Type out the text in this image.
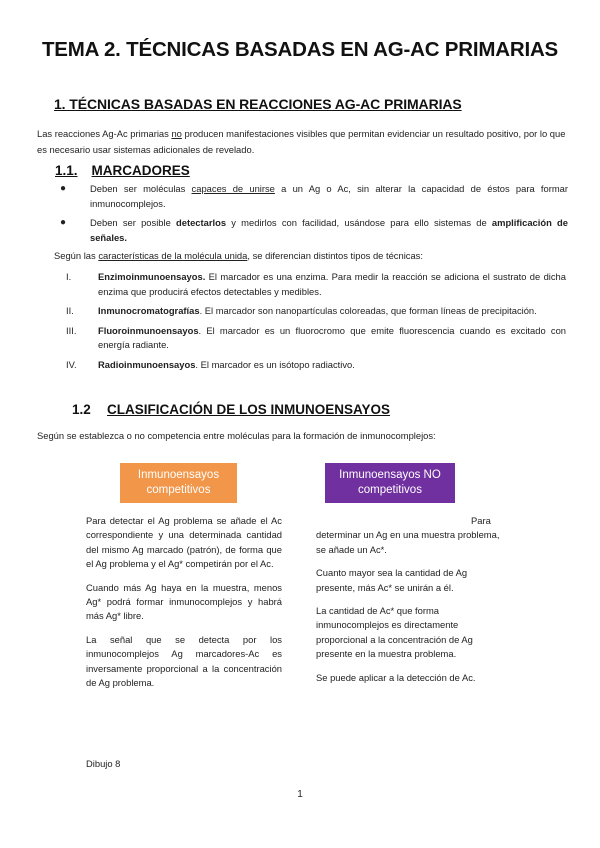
TEMA 2. TÉCNICAS BASADAS EN AG-AC PRIMARIAS
1. TÉCNICAS BASADAS EN REACCIONES AG-AC PRIMARIAS
Las reacciones Ag-Ac primarias no producen manifestaciones visibles que permitan evidenciar un resultado positivo, por lo que es necesario usar sistemas adicionales de revelado.
1.1. MARCADORES
●	Deben ser moléculas capaces de unirse a un Ag o Ac, sin alterar la capacidad de éstos para formar inmunocomplejos.
●	Deben ser posible detectarlos y medirlos con facilidad, usándose para ello sistemas de amplificación de señales.
Según las características de la molécula unida, se diferencian distintos tipos de técnicas:
I.	Enzimoinmunoensayos. El marcador es una enzima. Para medir la reacción se adiciona el sustrato de dicha enzima que producirá efectos detectables y medibles.
II.	Inmunocromatografías. El marcador son nanopartículas coloreadas, que forman líneas de precipitación.
III. Fluoroinmunoensayos. El marcador es un fluorocromo que emite fluorescencia cuando es excitado con energía radiante.
IV. Radioinmunoensayos. El marcador es un isótopo radiactivo.
1.2 CLASIFICACIÓN DE LOS INMUNOENSAYOS
Según se establezca o no competencia entre moléculas para la formación de inmunocomplejos:
Inmunoensayos
competitivos
Inmunoensayos NO
competitivos

Para detectar el Ag problema se añade el Ac correspondiente y una determinada cantidad del mismo Ag marcado (patrón), de forma que el Ag problema y el Ag* competirán por el Ac.

Cuando más Ag haya en la muestra, menos Ag* podrá formar inmunocomplejos y habrá más Ag* libre.

La señal que se detecta por los inmunocomplejos Ag marcadores-Ac es inversamente proporcional a la concentración de Ag problema.

Para determinar un Ag en una muestra problema, se añade un Ac*.

Cuanto mayor sea la cantidad de Ag presente, más Ac* se unirán a él.

La cantidad de Ac* que forma inmunocomplejos es directamente proporcional a la concentración de Ag presente en la muestra problema.

Se puede aplicar a la detección de Ac.

Dibujo 8
1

* * *

### What is being asked
Using the records above, gather all lines where the string "presente" is present.

### Problem solution
Cuanto mayor sea la cantidad de Ag presente, más Ac* se unirán a él.
La cantidad de Ac* que forma inmunocomplejos es directamente proporcional a la concentración de Ag presente en la muestra problema.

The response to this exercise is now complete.